_What to do_
Return each line of the listing that contains the string "xlabel".

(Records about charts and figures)
START

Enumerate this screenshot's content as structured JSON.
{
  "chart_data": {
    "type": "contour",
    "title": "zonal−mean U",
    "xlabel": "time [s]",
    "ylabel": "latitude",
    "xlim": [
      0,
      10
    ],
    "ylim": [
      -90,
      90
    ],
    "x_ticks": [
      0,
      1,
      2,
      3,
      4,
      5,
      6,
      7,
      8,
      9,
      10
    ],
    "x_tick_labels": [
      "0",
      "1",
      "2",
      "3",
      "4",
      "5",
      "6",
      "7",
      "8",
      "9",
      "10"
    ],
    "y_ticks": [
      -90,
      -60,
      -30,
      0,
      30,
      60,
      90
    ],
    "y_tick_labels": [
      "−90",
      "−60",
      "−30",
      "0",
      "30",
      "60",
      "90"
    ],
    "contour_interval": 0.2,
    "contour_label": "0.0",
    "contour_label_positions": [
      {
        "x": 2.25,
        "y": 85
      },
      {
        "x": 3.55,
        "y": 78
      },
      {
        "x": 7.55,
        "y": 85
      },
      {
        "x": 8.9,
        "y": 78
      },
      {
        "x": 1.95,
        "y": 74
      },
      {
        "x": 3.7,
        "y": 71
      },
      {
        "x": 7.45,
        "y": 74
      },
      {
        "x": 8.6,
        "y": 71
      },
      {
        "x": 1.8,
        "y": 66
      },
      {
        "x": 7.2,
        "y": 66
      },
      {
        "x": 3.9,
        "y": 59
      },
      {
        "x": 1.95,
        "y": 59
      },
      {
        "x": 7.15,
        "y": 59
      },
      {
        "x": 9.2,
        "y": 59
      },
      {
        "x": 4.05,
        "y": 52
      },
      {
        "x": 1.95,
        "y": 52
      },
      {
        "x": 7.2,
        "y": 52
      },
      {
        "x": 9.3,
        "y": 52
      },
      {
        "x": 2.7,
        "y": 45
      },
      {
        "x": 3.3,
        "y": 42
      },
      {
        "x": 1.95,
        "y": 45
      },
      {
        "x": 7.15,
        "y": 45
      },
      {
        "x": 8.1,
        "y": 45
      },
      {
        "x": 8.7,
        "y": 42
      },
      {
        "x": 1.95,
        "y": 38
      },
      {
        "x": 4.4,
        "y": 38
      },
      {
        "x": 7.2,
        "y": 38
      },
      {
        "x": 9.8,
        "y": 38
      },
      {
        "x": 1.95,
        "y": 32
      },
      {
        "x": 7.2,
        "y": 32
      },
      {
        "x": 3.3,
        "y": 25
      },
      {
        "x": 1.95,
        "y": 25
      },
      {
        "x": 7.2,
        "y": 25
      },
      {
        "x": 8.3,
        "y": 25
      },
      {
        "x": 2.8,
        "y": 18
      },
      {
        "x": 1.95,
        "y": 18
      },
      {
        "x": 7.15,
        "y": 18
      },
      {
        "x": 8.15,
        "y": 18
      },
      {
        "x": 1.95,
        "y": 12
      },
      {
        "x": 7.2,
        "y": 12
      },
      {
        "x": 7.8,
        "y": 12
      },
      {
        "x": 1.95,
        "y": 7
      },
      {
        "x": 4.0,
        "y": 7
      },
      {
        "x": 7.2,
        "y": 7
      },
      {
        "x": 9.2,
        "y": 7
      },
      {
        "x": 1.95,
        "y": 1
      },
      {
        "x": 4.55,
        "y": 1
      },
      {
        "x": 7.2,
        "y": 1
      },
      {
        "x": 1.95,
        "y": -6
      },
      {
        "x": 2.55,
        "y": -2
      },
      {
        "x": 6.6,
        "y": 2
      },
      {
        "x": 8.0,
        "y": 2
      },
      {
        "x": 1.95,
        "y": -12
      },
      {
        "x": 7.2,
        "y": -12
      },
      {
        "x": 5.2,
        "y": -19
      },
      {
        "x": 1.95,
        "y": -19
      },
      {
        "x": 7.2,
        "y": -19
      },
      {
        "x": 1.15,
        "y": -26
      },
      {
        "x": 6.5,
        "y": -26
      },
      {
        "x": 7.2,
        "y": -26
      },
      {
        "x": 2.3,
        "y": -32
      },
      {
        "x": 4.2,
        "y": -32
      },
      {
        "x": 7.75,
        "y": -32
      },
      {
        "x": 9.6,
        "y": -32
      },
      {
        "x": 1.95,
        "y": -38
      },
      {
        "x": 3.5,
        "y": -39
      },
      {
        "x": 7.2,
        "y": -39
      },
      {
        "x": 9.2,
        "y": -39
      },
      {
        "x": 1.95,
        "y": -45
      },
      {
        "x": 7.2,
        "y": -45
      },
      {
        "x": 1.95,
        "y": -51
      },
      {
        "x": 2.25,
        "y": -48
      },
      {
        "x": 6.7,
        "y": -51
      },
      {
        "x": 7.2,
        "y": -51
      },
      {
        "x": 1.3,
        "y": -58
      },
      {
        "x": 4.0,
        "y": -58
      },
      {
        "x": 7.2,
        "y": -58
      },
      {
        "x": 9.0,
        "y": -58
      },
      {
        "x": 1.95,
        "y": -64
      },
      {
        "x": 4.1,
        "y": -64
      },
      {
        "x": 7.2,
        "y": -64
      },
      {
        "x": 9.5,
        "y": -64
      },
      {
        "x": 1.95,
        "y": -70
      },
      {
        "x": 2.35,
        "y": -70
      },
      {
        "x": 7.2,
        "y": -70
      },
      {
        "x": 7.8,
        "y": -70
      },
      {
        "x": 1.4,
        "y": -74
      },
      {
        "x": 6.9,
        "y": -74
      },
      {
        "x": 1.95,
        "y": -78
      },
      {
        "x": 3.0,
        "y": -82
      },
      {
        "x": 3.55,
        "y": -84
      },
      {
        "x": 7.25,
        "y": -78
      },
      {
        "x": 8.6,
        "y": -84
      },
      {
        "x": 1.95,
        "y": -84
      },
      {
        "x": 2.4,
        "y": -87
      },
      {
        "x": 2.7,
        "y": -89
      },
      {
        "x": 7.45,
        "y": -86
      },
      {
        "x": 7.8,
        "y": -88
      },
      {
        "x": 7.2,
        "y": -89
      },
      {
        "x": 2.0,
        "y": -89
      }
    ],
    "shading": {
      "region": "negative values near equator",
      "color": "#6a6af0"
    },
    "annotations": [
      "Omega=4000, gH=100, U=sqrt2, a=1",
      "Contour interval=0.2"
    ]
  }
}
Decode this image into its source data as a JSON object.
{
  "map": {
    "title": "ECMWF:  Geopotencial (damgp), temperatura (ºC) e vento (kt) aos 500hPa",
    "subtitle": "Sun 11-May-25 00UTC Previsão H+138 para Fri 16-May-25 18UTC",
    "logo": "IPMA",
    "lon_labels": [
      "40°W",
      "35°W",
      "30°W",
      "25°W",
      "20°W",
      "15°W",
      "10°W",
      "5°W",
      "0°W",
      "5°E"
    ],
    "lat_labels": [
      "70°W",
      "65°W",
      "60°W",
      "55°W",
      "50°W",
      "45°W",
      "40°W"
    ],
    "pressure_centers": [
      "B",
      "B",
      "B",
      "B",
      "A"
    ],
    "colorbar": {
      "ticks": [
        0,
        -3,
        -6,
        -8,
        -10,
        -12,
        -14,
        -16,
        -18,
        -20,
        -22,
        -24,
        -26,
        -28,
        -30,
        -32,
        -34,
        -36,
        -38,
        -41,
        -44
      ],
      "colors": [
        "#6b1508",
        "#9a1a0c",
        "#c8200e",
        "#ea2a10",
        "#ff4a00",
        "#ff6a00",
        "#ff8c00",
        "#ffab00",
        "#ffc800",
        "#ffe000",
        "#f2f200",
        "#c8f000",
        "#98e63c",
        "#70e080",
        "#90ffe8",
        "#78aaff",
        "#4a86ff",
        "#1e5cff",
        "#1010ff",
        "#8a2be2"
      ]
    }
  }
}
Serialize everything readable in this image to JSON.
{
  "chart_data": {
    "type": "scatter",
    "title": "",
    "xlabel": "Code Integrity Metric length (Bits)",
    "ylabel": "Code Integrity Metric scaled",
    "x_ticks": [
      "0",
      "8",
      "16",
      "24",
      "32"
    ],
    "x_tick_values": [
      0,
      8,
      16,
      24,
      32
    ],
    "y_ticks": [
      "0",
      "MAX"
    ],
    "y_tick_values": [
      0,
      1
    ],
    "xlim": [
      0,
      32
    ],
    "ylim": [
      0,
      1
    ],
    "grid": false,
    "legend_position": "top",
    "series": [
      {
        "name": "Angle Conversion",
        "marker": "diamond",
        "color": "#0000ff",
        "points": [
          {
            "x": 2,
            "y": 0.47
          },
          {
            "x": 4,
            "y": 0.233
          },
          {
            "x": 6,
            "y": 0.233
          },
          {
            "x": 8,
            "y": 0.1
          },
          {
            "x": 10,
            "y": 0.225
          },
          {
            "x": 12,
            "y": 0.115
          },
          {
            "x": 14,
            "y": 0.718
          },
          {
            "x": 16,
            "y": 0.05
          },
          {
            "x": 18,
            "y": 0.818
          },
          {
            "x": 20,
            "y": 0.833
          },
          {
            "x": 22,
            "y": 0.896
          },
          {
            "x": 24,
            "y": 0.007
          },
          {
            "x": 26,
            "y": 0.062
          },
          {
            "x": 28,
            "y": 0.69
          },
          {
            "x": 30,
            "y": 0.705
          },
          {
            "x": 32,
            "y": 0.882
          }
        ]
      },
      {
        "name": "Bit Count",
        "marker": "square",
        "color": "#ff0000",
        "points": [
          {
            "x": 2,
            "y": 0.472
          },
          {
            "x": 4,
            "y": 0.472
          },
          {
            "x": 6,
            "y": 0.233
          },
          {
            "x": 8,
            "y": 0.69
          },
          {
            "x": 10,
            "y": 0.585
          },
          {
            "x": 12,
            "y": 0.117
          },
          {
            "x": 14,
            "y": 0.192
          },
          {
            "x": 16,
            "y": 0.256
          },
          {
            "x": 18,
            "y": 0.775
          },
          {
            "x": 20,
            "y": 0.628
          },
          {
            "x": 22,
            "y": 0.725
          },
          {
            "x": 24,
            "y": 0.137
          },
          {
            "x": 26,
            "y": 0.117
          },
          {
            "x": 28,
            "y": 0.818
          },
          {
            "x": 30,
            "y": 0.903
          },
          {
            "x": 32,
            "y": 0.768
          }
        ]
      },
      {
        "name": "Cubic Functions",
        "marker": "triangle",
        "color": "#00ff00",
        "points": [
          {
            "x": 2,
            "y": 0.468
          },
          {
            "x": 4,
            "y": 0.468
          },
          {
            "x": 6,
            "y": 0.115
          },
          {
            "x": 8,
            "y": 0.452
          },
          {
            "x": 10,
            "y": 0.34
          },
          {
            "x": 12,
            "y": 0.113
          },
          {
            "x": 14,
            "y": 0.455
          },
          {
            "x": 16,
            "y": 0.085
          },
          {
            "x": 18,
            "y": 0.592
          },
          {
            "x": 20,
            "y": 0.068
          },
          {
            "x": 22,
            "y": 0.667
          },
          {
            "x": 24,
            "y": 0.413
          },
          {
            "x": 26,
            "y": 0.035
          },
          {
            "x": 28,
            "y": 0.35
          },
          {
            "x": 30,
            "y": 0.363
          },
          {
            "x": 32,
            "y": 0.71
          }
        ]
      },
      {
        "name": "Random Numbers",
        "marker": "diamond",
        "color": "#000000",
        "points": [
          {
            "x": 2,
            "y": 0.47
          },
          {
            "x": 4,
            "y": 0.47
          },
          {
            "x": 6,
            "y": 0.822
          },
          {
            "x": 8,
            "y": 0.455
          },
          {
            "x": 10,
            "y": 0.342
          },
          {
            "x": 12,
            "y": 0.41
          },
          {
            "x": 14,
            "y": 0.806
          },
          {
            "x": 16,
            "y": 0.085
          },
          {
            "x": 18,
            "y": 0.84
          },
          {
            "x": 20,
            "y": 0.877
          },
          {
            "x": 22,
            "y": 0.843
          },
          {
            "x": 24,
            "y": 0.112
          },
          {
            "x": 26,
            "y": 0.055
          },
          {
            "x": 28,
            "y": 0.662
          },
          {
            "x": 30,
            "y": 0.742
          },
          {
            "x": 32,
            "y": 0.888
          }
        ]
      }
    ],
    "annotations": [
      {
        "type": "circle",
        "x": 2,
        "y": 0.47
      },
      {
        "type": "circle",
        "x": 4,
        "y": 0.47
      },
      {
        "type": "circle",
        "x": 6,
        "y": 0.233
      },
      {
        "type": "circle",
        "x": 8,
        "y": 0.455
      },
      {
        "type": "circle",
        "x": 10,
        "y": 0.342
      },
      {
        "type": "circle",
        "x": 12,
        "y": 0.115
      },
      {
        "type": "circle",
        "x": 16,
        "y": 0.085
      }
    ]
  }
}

END

_Answer below_
    "xlabel": "time [s]",
    "xlabel": "Code Integrity Metric length (Bits)",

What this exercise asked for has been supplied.